The dehumanising metrics of modernist ministry 3: The Past
No man is an island entire of itself said the prophetic priest-poet of old. Modernism and its western offspring, individualism, have done their utmost to prove him wrong. In vain. For whether we like it or not, we are all part of one another. And while Donne was clearly speaking of human society, he could equally have been referring to human history. For one of modernity’s most damaging trends has been to legitimise our innate haughtiness about the past. So having discussed how modernist culture shapes our present, and then sensed the crushing power of modernism’s relentless pursuit of progress, we must close the circle by considering the past.
The Curse of Chronological Snobbery
This is a topic that I’ve returned to on several occasions on Q – e.g. with regard to the propaganda against medieval science, our need to engage with what I called The Shock of the Old, as well as Martin Bashir’s observation on interviewing Rob Bell last year. And I certainly can’t claim credit for the phrase: CS Lewis coined it in his Surprised by Joy, speaking of what he learned from his friend Owen Barfield:
[Barfield’s] counterattacks destroyed for ever two elements in my own thought. In the first place he made short work of what I have called my “chronological snobbery”, the uncritical acceptance of the intellectual climate common to our own age and the assumption that whatever has gone out of date is on that account discredited. You must find out why it went out of date. Was it ever refuted (and if so by whom, where, and how conclusively) or did it merely die away as fashions do? If the latter, this tells us nothing about is truth or falsehood. From seeing this, one passes to the realisation that our own age is also “a period”, and certainly has, like all periods, its own characteristic illusions. They are likeliest to lurk in those wide-spread assumptions which are so ingrained in the age that no one dares to attack or feels it necessary to defend them. (Surprised by Joy, 1990, p187)

* [Short problem A]
In the essay on modernist ministry and the past, who coined the phrase "chronological snobbery"?

* [Data supplied]

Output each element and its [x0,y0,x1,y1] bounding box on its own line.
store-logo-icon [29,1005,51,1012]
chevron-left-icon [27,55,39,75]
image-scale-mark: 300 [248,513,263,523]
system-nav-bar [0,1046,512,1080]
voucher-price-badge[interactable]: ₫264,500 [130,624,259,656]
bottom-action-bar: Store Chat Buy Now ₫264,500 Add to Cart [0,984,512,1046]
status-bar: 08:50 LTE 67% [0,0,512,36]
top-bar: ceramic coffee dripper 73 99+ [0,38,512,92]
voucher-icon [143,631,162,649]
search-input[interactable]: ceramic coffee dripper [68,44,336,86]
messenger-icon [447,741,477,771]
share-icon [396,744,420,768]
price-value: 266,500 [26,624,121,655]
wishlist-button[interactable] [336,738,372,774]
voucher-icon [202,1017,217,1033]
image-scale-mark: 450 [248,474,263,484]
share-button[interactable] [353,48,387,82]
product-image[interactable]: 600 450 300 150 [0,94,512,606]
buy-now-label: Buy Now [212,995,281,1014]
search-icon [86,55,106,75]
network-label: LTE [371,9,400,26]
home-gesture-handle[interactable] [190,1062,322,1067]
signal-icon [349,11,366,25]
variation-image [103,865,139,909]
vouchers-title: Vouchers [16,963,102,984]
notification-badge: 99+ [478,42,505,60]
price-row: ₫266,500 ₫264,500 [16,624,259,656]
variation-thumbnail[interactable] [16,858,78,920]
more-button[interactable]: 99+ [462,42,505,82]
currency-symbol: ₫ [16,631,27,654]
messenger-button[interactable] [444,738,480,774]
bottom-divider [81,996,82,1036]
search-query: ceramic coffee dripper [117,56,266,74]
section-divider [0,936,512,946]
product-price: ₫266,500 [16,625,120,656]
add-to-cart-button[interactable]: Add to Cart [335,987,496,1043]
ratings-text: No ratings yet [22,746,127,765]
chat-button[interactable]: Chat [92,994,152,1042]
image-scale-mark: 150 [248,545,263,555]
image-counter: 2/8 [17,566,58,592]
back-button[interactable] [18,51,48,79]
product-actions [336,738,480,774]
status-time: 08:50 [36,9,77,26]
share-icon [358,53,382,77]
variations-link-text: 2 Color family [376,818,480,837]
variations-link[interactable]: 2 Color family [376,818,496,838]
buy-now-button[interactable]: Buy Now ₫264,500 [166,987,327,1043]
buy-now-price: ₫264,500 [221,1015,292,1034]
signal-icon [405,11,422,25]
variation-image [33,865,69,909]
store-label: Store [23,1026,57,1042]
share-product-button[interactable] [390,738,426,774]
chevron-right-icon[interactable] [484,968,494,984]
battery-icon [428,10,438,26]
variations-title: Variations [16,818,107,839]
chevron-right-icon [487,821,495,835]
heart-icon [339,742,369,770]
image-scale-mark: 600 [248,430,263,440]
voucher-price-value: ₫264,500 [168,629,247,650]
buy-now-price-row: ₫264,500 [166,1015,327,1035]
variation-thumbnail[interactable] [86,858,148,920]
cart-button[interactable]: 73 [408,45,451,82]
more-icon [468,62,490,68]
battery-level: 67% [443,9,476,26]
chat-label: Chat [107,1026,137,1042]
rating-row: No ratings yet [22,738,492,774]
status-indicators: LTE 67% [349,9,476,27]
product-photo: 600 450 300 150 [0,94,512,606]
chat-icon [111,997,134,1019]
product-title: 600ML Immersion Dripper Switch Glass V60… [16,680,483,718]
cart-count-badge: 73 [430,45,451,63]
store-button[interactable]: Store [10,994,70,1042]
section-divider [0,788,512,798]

* [Short problem B]
Please rewrite the stretch of the records from their start through the line containing "product-actions [336,738,480,774]" as a numbered list, leaving out blank lines.

* [Task output A]
CS Lewis, in his Surprised by Joy.

* [Task output B]
1. Output each element and its [x0,y0,x1,y1] bounding box on its own line.
2. store-logo-icon [29,1005,51,1012]
3. chevron-left-icon [27,55,39,75]
4. image-scale-mark: 300 [248,513,263,523]
5. system-nav-bar [0,1046,512,1080]
6. voucher-price-badge[interactable]: ₫264,500 [130,624,259,656]
7. bottom-action-bar: Store Chat Buy Now ₫264,500 Add to Cart [0,984,512,1046]
8. status-bar: 08:50 LTE 67% [0,0,512,36]
9. top-bar: ceramic coffee dripper 73 99+ [0,38,512,92]
10. voucher-icon [143,631,162,649]
11. search-input[interactable]: ceramic coffee dripper [68,44,336,86]
12. messenger-icon [447,741,477,771]
13. share-icon [396,744,420,768]
14. price-value: 266,500 [26,624,121,655]
15. wishlist-button[interactable] [336,738,372,774]
16. voucher-icon [202,1017,217,1033]
17. image-scale-mark: 450 [248,474,263,484]
18. share-button[interactable] [353,48,387,82]
19. product-image[interactable]: 600 450 300 150 [0,94,512,606]
20. buy-now-label: Buy Now [212,995,281,1014]
21. search-icon [86,55,106,75]
22. network-label: LTE [371,9,400,26]
23. home-gesture-handle[interactable] [190,1062,322,1067]
24. signal-icon [349,11,366,25]
25. variation-image [103,865,139,909]
26. vouchers-title: Vouchers [16,963,102,984]
27. notification-badge: 99+ [478,42,505,60]
28. price-row: ₫266,500 ₫264,500 [16,624,259,656]
29. variation-thumbnail[interactable] [16,858,78,920]
30. more-button[interactable]: 99+ [462,42,505,82]
31. currency-symbol: ₫ [16,631,27,654]
32. messenger-button[interactable] [444,738,480,774]
33. bottom-divider [81,996,82,1036]
34. search-query: ceramic coffee dripper [117,56,266,74]
35. section-divider [0,936,512,946]
36. product-price: ₫266,500 [16,625,120,656]
37. add-to-cart-button[interactable]: Add to Cart [335,987,496,1043]
38. ratings-text: No ratings yet [22,746,127,765]
39. chat-button[interactable]: Chat [92,994,152,1042]
40. image-scale-mark: 150 [248,545,263,555]
41. image-counter: 2/8 [17,566,58,592]
42. back-button[interactable] [18,51,48,79]
43. product-actions [336,738,480,774]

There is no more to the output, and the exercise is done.